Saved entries
•••••

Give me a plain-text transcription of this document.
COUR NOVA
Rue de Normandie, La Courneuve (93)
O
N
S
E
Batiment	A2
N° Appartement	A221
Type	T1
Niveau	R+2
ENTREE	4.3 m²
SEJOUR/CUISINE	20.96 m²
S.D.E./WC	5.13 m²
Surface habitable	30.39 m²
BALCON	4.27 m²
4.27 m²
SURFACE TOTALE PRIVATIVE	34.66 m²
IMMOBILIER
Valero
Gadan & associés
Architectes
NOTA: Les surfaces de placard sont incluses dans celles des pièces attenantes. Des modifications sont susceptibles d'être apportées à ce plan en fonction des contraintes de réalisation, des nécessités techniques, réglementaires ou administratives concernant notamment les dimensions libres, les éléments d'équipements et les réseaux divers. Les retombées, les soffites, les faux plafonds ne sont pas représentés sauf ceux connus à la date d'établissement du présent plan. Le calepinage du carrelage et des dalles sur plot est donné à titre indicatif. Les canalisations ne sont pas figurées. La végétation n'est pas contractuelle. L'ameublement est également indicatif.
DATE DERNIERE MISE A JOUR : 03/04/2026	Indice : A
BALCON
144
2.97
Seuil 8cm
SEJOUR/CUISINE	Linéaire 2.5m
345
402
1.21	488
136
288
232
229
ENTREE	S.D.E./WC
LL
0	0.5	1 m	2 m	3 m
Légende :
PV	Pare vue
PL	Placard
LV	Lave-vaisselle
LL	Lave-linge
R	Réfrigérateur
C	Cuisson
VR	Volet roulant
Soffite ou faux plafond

•••••

_Problem statement_
Print the entries exactly. Include every one.

_Exercise answer_
Give me a plain-text transcription of this document.
COUR NOVA
Rue de Normandie, La Courneuve (93)
O
N
S
E
Batiment	A2
N° Appartement	A221
Type	T1
Niveau	R+2
ENTREE	4.3 m²
SEJOUR/CUISINE	20.96 m²
S.D.E./WC	5.13 m²
Surface habitable	30.39 m²
BALCON	4.27 m²
4.27 m²
SURFACE TOTALE PRIVATIVE	34.66 m²
IMMOBILIER
Valero
Gadan & associés
Architectes
NOTA: Les surfaces de placard sont incluses dans celles des pièces attenantes. Des modifications sont susceptibles d'être apportées à ce plan en fonction des contraintes de réalisation, des nécessités techniques, réglementaires ou administratives concernant notamment les dimensions libres, les éléments d'équipements et les réseaux divers. Les retombées, les soffites, les faux plafonds ne sont pas représentés sauf ceux connus à la date d'établissement du présent plan. Le calepinage du carrelage et des dalles sur plot est donné à titre indicatif. Les canalisations ne sont pas figurées. La végétation n'est pas contractuelle. L'ameublement est également indicatif.
DATE DERNIERE MISE A JOUR : 03/04/2026	Indice : A
BALCON
144
2.97
Seuil 8cm
SEJOUR/CUISINE	Linéaire 2.5m
345
402
1.21	488
136
288
232
229
ENTREE	S.D.E./WC
LL
0	0.5	1 m	2 m	3 m
Légende :
PV	Pare vue
PL	Placard
LV	Lave-vaisselle
LL	Lave-linge
R	Réfrigérateur
C	Cuisson
VR	Volet roulant
Soffite ou faux plafond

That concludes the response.